• Your task
Scan the entries below for the word "Over". Copy each line that has it.

• Input material

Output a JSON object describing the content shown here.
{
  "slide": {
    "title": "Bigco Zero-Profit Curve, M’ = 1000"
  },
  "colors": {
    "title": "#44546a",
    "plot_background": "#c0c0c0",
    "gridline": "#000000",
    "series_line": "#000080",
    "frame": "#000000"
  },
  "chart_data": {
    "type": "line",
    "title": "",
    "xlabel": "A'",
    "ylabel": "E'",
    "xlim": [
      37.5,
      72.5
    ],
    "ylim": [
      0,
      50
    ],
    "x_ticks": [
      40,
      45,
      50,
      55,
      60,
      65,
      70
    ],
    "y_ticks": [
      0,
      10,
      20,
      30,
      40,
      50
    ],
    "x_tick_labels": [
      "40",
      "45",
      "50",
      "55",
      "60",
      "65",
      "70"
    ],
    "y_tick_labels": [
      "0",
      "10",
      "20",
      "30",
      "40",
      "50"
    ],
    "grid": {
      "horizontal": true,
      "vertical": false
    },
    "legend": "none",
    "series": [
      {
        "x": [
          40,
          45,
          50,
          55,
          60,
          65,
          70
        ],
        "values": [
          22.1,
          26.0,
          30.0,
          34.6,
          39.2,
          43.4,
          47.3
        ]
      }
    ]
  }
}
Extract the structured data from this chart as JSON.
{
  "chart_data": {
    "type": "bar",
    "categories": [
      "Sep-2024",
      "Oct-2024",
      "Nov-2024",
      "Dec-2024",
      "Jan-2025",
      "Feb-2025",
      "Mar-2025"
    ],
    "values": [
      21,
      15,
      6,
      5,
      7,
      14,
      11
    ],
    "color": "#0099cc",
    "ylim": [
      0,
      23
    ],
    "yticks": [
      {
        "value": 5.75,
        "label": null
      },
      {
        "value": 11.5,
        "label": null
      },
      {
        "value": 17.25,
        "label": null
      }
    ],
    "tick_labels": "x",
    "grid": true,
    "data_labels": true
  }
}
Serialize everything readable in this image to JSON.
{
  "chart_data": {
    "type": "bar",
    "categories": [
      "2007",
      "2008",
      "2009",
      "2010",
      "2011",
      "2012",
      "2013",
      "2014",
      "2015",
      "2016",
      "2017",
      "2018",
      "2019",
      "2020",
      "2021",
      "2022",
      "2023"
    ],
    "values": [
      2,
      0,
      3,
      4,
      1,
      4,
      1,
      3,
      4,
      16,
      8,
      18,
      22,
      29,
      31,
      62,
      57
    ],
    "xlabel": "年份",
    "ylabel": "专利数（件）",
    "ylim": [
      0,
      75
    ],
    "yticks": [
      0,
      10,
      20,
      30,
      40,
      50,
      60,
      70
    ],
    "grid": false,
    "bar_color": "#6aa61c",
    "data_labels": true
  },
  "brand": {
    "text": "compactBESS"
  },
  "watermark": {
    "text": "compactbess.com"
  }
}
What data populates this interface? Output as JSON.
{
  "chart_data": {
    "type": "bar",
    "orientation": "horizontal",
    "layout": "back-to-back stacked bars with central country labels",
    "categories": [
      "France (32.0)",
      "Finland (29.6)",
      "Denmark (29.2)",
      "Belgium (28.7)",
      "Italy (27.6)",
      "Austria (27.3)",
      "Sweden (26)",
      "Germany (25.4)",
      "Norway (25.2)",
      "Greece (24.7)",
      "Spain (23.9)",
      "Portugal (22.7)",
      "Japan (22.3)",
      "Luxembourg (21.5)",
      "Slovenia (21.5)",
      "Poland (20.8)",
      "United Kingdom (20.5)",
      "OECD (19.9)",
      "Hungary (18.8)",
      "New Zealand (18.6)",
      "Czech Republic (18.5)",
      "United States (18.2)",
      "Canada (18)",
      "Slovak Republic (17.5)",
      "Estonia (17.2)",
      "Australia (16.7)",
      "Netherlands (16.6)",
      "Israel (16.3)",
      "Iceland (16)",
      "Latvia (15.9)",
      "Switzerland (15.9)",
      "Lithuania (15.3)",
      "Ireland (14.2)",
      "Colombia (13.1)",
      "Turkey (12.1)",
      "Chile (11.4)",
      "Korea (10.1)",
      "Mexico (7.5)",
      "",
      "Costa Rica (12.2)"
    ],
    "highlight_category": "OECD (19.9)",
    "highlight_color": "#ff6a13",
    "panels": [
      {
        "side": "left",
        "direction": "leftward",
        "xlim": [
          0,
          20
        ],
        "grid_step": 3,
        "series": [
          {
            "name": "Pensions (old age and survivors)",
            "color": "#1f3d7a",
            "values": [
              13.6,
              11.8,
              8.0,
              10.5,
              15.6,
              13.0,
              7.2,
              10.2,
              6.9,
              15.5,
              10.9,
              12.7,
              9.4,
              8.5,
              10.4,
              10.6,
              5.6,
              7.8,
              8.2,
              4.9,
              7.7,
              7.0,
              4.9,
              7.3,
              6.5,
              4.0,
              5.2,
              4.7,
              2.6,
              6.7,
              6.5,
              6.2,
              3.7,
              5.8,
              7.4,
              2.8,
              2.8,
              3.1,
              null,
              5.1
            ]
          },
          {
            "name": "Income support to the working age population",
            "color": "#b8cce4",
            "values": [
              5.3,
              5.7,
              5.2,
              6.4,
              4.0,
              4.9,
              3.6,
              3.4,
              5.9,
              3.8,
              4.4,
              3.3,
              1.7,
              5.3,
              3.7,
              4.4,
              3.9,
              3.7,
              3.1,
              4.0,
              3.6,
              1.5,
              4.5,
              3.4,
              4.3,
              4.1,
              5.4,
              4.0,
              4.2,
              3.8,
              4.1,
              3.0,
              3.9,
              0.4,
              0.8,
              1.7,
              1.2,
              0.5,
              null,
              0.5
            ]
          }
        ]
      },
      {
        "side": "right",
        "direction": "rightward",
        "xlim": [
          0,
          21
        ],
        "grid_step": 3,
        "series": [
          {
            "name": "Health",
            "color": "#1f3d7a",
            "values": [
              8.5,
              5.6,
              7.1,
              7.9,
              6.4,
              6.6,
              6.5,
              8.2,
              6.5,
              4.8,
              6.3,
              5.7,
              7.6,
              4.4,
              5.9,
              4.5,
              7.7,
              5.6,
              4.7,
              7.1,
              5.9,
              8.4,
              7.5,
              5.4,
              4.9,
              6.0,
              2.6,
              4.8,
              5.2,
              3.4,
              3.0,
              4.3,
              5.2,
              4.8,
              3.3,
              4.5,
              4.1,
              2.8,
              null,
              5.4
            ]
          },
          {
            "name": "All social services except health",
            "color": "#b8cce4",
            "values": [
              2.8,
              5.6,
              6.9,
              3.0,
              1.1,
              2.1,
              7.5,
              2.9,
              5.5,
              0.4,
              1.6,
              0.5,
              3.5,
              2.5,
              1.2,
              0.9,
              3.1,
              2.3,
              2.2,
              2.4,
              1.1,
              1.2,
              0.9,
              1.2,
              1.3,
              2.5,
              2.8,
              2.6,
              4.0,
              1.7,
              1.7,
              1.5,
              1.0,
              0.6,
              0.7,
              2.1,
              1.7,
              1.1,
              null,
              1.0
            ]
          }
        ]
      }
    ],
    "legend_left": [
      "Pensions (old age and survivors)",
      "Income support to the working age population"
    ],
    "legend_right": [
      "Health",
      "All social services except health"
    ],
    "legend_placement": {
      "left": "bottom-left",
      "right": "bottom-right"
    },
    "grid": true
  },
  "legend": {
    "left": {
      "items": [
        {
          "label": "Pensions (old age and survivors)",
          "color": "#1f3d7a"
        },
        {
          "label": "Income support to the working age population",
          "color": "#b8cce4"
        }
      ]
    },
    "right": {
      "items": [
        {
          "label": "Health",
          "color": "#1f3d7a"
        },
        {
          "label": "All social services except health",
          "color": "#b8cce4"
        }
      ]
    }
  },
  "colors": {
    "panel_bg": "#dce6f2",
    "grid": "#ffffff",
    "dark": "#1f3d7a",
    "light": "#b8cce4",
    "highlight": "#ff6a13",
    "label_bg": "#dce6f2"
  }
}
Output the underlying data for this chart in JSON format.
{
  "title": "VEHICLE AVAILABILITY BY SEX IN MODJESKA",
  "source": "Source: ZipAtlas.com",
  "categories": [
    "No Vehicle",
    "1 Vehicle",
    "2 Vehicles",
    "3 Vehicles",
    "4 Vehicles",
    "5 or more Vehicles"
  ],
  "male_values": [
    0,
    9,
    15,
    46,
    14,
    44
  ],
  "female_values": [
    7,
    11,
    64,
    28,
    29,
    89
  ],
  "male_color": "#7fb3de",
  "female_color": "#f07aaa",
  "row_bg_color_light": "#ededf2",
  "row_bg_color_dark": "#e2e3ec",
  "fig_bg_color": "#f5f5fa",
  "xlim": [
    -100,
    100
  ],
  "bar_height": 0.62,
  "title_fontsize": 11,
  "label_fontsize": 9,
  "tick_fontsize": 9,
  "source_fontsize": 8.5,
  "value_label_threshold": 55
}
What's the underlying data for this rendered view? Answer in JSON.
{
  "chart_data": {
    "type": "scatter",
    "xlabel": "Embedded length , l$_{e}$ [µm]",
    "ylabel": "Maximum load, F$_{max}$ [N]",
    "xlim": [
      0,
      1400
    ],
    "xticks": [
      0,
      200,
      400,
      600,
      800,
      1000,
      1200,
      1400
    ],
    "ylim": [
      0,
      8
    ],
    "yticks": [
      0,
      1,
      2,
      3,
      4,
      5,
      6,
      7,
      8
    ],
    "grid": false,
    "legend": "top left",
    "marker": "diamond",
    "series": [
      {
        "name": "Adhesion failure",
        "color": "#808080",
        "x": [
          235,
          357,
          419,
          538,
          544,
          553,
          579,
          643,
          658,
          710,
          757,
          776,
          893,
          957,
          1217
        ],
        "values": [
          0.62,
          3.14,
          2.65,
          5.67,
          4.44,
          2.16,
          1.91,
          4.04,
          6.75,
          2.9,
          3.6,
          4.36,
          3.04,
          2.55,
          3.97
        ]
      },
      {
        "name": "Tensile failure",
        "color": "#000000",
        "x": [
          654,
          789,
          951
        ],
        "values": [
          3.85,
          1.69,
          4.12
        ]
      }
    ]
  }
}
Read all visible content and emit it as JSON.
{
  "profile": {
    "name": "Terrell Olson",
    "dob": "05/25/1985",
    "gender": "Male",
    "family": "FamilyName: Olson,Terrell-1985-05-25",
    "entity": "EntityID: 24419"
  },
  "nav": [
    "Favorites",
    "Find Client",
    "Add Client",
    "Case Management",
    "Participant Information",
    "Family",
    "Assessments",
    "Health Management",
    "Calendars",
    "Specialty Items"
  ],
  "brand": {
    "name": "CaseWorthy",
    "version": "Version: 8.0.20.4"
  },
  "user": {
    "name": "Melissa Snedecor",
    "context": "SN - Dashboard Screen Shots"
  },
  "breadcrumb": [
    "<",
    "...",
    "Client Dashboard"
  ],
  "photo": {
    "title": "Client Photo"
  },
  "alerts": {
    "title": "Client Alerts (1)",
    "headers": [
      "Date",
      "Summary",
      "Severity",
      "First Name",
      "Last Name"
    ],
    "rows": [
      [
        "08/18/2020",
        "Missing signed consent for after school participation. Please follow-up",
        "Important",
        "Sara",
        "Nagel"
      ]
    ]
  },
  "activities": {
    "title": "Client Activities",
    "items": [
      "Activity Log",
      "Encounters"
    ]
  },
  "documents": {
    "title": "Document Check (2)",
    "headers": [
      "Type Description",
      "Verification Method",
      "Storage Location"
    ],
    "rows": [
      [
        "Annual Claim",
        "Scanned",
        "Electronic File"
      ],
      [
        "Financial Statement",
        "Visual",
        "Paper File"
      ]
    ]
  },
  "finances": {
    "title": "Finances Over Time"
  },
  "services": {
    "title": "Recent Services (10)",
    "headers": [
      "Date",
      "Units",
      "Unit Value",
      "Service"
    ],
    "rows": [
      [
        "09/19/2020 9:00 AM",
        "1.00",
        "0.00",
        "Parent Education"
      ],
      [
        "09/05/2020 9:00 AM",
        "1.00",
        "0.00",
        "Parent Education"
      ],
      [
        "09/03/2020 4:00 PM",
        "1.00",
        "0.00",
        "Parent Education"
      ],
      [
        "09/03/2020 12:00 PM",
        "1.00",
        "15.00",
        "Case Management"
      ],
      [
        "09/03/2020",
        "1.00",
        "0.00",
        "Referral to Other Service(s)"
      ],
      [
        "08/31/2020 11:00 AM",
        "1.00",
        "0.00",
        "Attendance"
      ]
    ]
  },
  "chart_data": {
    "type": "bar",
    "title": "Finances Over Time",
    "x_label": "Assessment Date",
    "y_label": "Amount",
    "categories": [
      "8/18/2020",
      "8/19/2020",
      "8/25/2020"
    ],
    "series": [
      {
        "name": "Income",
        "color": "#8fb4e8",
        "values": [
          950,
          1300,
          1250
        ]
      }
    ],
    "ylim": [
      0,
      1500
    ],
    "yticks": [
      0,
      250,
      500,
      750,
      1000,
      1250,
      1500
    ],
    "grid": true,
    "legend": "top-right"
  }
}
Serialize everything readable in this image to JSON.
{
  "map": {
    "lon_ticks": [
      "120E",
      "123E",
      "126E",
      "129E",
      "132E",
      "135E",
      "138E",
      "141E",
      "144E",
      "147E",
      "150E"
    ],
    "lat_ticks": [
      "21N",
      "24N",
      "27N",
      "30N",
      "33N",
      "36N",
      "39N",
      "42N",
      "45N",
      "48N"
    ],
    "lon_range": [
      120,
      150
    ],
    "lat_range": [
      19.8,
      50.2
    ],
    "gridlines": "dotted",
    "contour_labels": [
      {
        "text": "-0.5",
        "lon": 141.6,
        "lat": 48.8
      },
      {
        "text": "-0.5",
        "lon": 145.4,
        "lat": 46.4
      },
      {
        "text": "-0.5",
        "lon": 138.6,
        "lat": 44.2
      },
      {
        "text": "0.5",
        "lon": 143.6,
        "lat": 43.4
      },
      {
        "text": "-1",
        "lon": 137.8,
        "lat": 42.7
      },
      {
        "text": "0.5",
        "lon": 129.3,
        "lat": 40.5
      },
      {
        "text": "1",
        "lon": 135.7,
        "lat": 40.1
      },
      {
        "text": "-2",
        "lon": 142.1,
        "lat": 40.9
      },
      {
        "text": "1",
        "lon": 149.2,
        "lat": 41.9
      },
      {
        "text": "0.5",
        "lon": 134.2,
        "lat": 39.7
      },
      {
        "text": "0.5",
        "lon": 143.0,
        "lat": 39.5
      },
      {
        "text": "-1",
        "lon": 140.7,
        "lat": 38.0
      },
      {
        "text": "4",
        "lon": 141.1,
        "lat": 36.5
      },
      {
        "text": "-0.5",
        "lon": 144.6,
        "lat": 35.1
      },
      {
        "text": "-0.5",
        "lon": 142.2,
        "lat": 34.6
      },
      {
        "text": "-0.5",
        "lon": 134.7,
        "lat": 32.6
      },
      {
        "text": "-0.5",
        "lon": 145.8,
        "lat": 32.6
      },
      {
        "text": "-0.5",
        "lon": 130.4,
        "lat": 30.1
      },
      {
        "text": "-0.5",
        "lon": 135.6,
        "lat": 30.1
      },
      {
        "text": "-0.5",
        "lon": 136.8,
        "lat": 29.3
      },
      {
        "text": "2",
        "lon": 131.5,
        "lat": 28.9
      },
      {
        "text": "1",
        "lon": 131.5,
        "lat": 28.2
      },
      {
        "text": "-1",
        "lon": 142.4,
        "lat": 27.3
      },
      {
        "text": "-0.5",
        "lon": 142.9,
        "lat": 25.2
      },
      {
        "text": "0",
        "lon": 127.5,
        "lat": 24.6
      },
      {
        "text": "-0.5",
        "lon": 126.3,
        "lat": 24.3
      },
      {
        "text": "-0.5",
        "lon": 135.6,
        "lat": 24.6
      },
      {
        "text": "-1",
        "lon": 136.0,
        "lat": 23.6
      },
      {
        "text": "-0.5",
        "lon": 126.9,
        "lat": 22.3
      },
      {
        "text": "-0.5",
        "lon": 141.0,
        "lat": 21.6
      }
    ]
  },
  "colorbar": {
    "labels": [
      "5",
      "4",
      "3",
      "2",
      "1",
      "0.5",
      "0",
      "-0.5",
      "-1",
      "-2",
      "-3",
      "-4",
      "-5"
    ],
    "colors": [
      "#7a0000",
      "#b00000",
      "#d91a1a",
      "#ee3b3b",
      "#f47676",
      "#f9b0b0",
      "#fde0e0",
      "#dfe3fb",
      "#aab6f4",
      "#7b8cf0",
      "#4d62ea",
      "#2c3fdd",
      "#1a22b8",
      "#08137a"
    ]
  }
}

• Exercise output
    "title": "Finances Over Time"
    "title": "Finances Over Time",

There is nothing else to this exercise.